EXERCISE PASSAGE>

Hate to disagree, but all members of the bargaining unit must, by law, be represented by their bargaining agent. Just because someone decides not to join the union, they cannot work for terms outside the contract and the company cannot offer employment on terms different than the contract. Either would be an unfair practice.

GF
I've been both steward and business agent, and while the traditional method is somewhat as you describe, the dismantled model is not. The contract is between the negotiating parties. A pilot union offers no protection for the mechanics, and participants from the pilot group who are filling competing roles as management (chief pilot, etc) do not enjoy the same protections.

It's very possible to have both a union and non-union shop, which weakens the bargaining power of the union. It's also how a company can hire across picket lines or hire outside during a job action (eg, walk-out, strike, etc).

WHAT YOU SHOULD DO>
Write the next few sentences of the forum exchange on union bargaining units, picking up after its last sentence.

DATA PROVIDED>
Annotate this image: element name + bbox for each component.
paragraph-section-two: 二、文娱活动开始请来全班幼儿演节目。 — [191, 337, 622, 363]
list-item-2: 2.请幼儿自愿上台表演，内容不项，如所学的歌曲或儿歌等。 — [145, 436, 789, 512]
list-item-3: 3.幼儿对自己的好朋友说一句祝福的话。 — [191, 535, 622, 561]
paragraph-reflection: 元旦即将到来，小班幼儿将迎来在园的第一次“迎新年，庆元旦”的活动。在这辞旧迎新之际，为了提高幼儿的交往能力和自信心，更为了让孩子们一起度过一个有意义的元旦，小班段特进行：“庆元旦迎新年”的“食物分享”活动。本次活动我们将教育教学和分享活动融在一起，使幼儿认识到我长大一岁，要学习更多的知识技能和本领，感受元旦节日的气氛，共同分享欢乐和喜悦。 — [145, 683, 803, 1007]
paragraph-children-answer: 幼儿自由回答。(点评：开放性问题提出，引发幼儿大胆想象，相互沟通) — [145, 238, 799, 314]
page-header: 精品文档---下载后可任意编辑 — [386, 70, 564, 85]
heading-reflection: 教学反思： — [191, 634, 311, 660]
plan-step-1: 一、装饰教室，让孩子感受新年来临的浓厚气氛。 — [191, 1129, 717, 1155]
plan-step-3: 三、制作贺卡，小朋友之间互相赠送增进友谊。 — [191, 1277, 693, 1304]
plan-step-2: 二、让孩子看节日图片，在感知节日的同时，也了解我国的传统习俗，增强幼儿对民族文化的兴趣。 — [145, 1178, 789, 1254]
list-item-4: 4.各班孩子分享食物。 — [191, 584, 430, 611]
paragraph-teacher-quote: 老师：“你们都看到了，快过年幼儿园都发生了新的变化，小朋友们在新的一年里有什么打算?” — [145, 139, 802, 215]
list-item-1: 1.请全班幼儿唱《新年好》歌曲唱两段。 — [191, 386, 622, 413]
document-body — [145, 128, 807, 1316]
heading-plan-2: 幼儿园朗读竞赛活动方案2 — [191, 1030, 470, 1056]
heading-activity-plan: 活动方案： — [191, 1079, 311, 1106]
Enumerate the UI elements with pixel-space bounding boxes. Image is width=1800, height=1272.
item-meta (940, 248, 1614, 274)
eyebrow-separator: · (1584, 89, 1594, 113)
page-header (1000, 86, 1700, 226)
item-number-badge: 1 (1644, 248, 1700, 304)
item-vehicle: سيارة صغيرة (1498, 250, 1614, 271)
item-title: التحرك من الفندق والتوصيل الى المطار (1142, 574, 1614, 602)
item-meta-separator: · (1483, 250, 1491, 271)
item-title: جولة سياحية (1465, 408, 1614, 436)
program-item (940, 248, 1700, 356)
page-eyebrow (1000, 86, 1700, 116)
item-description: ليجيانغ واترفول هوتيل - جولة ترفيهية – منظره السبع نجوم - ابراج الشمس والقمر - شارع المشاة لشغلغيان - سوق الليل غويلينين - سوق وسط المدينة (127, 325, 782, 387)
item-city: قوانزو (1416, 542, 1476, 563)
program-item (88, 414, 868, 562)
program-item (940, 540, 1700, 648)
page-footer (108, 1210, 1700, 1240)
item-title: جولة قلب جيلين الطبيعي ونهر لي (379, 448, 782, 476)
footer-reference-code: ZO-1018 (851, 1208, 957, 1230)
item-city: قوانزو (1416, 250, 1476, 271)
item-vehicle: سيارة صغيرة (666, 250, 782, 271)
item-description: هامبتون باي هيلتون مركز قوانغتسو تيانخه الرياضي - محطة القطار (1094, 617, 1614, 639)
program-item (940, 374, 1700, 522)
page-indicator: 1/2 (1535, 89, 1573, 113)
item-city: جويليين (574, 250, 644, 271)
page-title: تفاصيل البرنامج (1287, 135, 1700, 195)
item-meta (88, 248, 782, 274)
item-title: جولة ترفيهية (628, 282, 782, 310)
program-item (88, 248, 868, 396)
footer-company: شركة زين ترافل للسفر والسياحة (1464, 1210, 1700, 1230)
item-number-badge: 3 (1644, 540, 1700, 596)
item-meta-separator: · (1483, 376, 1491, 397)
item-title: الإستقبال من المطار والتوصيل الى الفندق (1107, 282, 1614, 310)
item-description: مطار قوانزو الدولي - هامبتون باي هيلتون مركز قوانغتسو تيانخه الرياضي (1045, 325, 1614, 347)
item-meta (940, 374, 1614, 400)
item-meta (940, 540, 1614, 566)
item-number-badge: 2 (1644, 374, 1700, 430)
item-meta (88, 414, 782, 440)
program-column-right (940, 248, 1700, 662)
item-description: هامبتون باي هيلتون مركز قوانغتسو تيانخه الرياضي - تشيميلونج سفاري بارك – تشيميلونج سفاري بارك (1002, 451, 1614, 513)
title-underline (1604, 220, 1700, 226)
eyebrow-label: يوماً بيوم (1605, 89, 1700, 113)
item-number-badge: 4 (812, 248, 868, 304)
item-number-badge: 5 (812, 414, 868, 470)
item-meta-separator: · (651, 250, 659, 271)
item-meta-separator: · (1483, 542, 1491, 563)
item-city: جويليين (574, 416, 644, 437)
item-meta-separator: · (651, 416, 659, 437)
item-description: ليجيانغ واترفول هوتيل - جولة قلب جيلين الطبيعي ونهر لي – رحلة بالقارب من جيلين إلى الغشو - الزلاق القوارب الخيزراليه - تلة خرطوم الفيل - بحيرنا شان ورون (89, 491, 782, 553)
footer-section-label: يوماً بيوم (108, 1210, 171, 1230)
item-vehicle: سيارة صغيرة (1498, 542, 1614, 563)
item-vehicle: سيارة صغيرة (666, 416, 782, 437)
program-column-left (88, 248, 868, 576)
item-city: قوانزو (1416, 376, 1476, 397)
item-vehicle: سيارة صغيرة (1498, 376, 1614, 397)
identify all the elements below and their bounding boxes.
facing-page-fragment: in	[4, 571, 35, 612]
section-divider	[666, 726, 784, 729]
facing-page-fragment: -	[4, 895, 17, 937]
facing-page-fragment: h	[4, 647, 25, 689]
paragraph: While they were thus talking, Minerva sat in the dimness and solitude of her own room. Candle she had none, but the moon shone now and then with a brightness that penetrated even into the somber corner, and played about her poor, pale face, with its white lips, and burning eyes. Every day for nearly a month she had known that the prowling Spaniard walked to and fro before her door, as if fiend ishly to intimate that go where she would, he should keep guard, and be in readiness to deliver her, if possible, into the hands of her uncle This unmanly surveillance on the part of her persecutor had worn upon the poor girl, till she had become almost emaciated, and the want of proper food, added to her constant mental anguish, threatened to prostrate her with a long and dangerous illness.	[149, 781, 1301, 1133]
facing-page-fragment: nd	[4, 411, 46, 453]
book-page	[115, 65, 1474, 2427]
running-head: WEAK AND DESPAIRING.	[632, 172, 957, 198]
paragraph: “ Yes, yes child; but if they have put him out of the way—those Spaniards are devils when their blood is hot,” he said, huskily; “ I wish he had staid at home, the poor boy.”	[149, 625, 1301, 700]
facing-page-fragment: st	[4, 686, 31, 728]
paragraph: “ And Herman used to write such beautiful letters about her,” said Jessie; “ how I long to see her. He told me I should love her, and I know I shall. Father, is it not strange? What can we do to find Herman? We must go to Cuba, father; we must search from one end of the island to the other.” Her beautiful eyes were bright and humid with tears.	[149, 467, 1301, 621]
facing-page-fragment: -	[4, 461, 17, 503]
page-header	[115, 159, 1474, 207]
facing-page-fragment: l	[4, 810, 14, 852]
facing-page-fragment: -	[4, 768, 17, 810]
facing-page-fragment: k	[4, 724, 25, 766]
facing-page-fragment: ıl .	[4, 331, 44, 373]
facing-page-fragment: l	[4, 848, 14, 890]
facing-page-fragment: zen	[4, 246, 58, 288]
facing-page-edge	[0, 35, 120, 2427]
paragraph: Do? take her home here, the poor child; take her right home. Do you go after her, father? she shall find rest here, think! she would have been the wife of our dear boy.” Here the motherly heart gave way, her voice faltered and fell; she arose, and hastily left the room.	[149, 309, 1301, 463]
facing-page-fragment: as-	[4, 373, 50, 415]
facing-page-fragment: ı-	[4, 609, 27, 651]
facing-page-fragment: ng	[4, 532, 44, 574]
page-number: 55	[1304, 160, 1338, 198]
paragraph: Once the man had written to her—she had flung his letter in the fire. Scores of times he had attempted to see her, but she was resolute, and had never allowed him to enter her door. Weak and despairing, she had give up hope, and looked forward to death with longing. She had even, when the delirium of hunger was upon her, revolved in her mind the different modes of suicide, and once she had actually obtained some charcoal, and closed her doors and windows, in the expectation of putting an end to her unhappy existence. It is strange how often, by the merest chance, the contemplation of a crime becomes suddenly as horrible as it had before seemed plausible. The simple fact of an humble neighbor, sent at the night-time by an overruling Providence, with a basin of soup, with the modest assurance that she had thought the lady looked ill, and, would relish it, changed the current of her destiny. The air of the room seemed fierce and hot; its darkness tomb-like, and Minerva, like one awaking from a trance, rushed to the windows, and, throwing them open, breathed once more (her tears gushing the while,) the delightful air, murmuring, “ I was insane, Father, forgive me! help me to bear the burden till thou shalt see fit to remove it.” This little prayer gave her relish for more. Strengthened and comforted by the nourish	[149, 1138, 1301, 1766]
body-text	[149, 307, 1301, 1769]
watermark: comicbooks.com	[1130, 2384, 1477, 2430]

RESULT>
Presently the supreme court ruling is narrow, but on the back side of a slippery slope that may have considerably larger consequences than simply excusing a few employees from paying dues. As a first amendment challenge, the present ruling is already well outside the railway labor act and effectively sidesteps it by going direct to a constitutional challenge. It iis, however, not a one-way street. If the challenge is a refusal to pay dues on the constitutional ground of free speech, the unwillingness to sponsor a group (union) whose policy is not in accord with the protestor, then the precedent not only grants the protestor relief from being bound to the position of the union, but means the union cannot be compelled to speak on behalf of that actor.

The two functions are married at the hip, which is why non-participating (silent) members have been required to pay dues. They were getting collective bargaining benefits. The progression of the current trend in court rendering unravels the status quo.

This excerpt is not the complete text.